#### PROVIDED RECORDS:
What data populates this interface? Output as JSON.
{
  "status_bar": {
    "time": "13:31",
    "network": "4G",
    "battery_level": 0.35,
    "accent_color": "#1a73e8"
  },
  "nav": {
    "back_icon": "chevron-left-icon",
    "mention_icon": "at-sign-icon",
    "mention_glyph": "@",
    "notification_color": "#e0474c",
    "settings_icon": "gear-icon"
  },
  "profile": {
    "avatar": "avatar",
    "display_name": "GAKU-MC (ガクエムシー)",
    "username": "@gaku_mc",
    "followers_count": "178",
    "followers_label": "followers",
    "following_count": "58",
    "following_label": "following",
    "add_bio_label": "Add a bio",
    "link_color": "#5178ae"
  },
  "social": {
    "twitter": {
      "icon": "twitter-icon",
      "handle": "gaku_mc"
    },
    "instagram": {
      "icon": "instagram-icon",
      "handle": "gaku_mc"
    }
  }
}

#### PROBLEM STATEMENT:
Extract the complete listing above, reproducing each line exactly.

#### TASK RESPONSE:
What data populates this interface? Output as JSON.
{
  "status_bar": {
    "time": "13:31",
    "network": "4G",
    "battery_level": 0.35,
    "accent_color": "#1a73e8"
  },
  "nav": {
    "back_icon": "chevron-left-icon",
    "mention_icon": "at-sign-icon",
    "mention_glyph": "@",
    "notification_color": "#e0474c",
    "settings_icon": "gear-icon"
  },
  "profile": {
    "avatar": "avatar",
    "display_name": "GAKU-MC (ガクエムシー)",
    "username": "@gaku_mc",
    "followers_count": "178",
    "followers_label": "followers",
    "following_count": "58",
    "following_label": "following",
    "add_bio_label": "Add a bio",
    "link_color": "#5178ae"
  },
  "social": {
    "twitter": {
      "icon": "twitter-icon",
      "handle": "gaku_mc"
    },
    "instagram": {
      "icon": "instagram-icon",
      "handle": "gaku_mc"
    }
  }
}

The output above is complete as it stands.